#### Exercise inputs:
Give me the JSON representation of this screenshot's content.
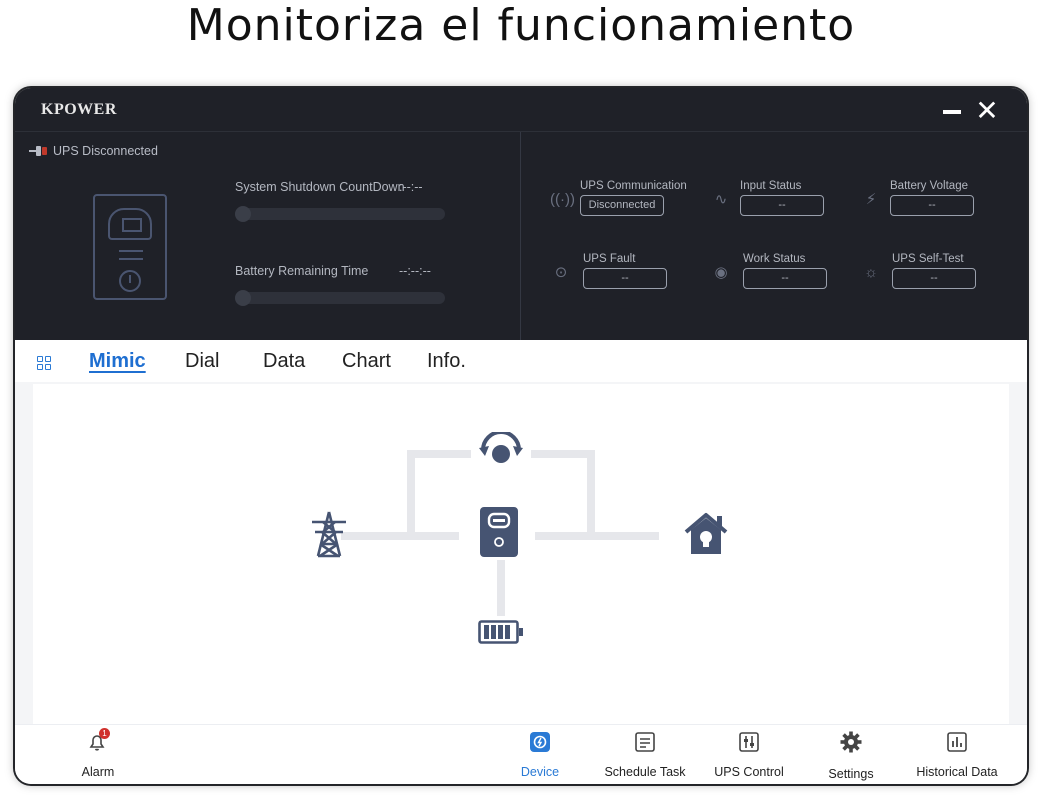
{
  "headline": "Monitoriza el funcionamiento",
  "window": {
    "title": "KPOWER"
  },
  "status": {
    "connection": "UPS Disconnected"
  },
  "countdown": {
    "label": "System Shutdown CountDown",
    "value": ":--:--"
  },
  "battery_time": {
    "label": "Battery Remaining Time",
    "value": "--:--:--"
  },
  "indicators": [
    {
      "label": "UPS Communication",
      "value": "Disconnected",
      "icon": "antenna-icon"
    },
    {
      "label": "Input Status",
      "value": "--",
      "icon": "ac-wave-icon"
    },
    {
      "label": "Battery Voltage",
      "value": "--",
      "icon": "battery-charge-icon"
    },
    {
      "label": "UPS Fault",
      "value": "--",
      "icon": "fault-icon"
    },
    {
      "label": "Work Status",
      "value": "--",
      "icon": "work-status-icon"
    },
    {
      "label": "UPS Self-Test",
      "value": "--",
      "icon": "bug-icon"
    }
  ],
  "tabs": [
    {
      "label": "Mimic",
      "active": true
    },
    {
      "label": "Dial",
      "active": false
    },
    {
      "label": "Data",
      "active": false
    },
    {
      "label": "Chart",
      "active": false
    },
    {
      "label": "Info.",
      "active": false
    }
  ],
  "bottom_nav": {
    "alarm": {
      "label": "Alarm",
      "badge": "1"
    },
    "device": {
      "label": "Device",
      "active": true
    },
    "schedule": {
      "label": "Schedule Task"
    },
    "ups_control": {
      "label": "UPS Control"
    },
    "settings": {
      "label": "Settings"
    },
    "historical": {
      "label": "Historical Data"
    }
  },
  "colors": {
    "header_bg": "#1f2128",
    "accent": "#1f6fd1",
    "diagram_icon": "#465472",
    "badge": "#d0312d"
  }
}
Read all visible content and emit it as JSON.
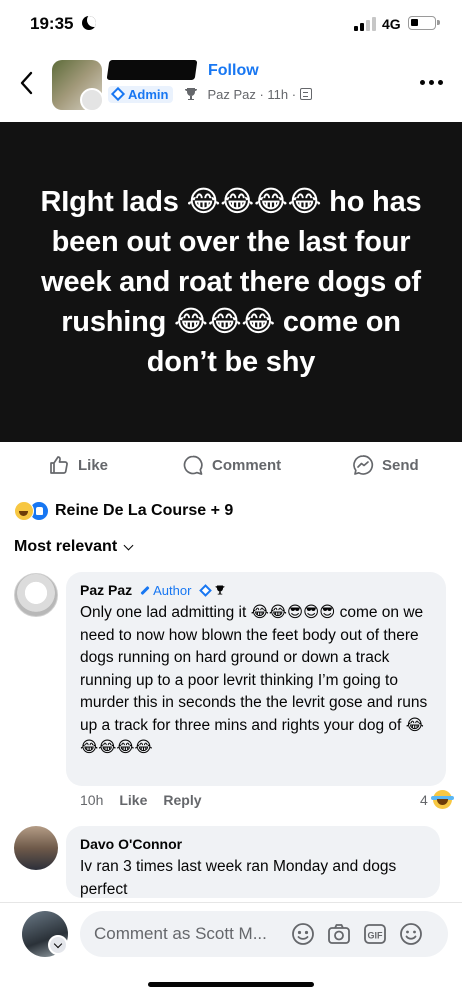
{
  "status_bar": {
    "time": "19:35",
    "network": "4G"
  },
  "post_header": {
    "follow_label": "Follow",
    "admin_label": "Admin",
    "meta": "Paz Paz · 11h ·"
  },
  "post": {
    "text": "RIght lads 😂😂😂😂 ho has been out over the last four week and roat there dogs of rushing 😂😂😂 come on don’t be shy",
    "background_color": "#121212"
  },
  "actions": {
    "like": "Like",
    "comment": "Comment",
    "send": "Send"
  },
  "reactions": {
    "summary": "Reine De La Course + 9"
  },
  "sort": {
    "label": "Most relevant"
  },
  "comments": [
    {
      "author": "Paz Paz",
      "tag": "Author",
      "text": "Only one lad admitting it 😂😂😎😎😎 come on we need to now how blown the feet body out of there dogs running on hard ground or down a track running up to a poor levrit thinking I’m going to murder this in seconds the the levrit gose and runs up a track for three mins and rights your dog of 😂😂😂😂😂",
      "time": "10h",
      "like": "Like",
      "reply": "Reply",
      "reaction_count": "4"
    },
    {
      "author": "Davo O'Connor",
      "text": "Iv ran 3 times last week ran Monday and dogs perfect"
    }
  ],
  "composer": {
    "placeholder": "Comment as Scott M..."
  },
  "colors": {
    "accent": "#1877f2",
    "secondary_text": "#65676b",
    "bubble": "#f0f2f5"
  }
}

#### Goal:
Can you retype every record above exactly, leaving out the pictures?

#### Written reply:
Give me the JSON representation of this screenshot's content.
{
  "headline": "Monitoriza el funcionamiento",
  "window": {
    "title": "KPOWER"
  },
  "status": {
    "connection": "UPS Disconnected"
  },
  "countdown": {
    "label": "System Shutdown CountDown",
    "value": ":--:--"
  },
  "battery_time": {
    "label": "Battery Remaining Time",
    "value": "--:--:--"
  },
  "indicators": [
    {
      "label": "UPS Communication",
      "value": "Disconnected",
      "icon": "antenna-icon"
    },
    {
      "label": "Input Status",
      "value": "--",
      "icon": "ac-wave-icon"
    },
    {
      "label": "Battery Voltage",
      "value": "--",
      "icon": "battery-charge-icon"
    },
    {
      "label": "UPS Fault",
      "value": "--",
      "icon": "fault-icon"
    },
    {
      "label": "Work Status",
      "value": "--",
      "icon": "work-status-icon"
    },
    {
      "label": "UPS Self-Test",
      "value": "--",
      "icon": "bug-icon"
    }
  ],
  "tabs": [
    {
      "label": "Mimic",
      "active": true
    },
    {
      "label": "Dial",
      "active": false
    },
    {
      "label": "Data",
      "active": false
    },
    {
      "label": "Chart",
      "active": false
    },
    {
      "label": "Info.",
      "active": false
    }
  ],
  "bottom_nav": {
    "alarm": {
      "label": "Alarm",
      "badge": "1"
    },
    "device": {
      "label": "Device",
      "active": true
    },
    "schedule": {
      "label": "Schedule Task"
    },
    "ups_control": {
      "label": "UPS Control"
    },
    "settings": {
      "label": "Settings"
    },
    "historical": {
      "label": "Historical Data"
    }
  },
  "colors": {
    "header_bg": "#1f2128",
    "accent": "#1f6fd1",
    "diagram_icon": "#465472",
    "badge": "#d0312d"
  }
}
Read all visible content and emit it as JSON.
{
  "status_bar": {
    "time": "19:35",
    "network": "4G"
  },
  "post_header": {
    "follow_label": "Follow",
    "admin_label": "Admin",
    "meta": "Paz Paz · 11h ·"
  },
  "post": {
    "text": "RIght lads 😂😂😂😂 ho has been out over the last four week and roat there dogs of rushing 😂😂😂 come on don’t be shy",
    "background_color": "#121212"
  },
  "actions": {
    "like": "Like",
    "comment": "Comment",
    "send": "Send"
  },
  "reactions": {
    "summary": "Reine De La Course + 9"
  },
  "sort": {
    "label": "Most relevant"
  },
  "comments": [
    {
      "author": "Paz Paz",
      "tag": "Author",
      "text": "Only one lad admitting it 😂😂😎😎😎 come on we need to now how blown the feet body out of there dogs running on hard ground or down a track running up to a poor levrit thinking I’m going to murder this in seconds the the levrit gose and runs up a track for three mins and rights your dog of 😂😂😂😂😂",
      "time": "10h",
      "like": "Like",
      "reply": "Reply",
      "reaction_count": "4"
    },
    {
      "author": "Davo O'Connor",
      "text": "Iv ran 3 times last week ran Monday and dogs perfect"
    }
  ],
  "composer": {
    "placeholder": "Comment as Scott M..."
  },
  "colors": {
    "accent": "#1877f2",
    "secondary_text": "#65676b",
    "bubble": "#f0f2f5"
  }
}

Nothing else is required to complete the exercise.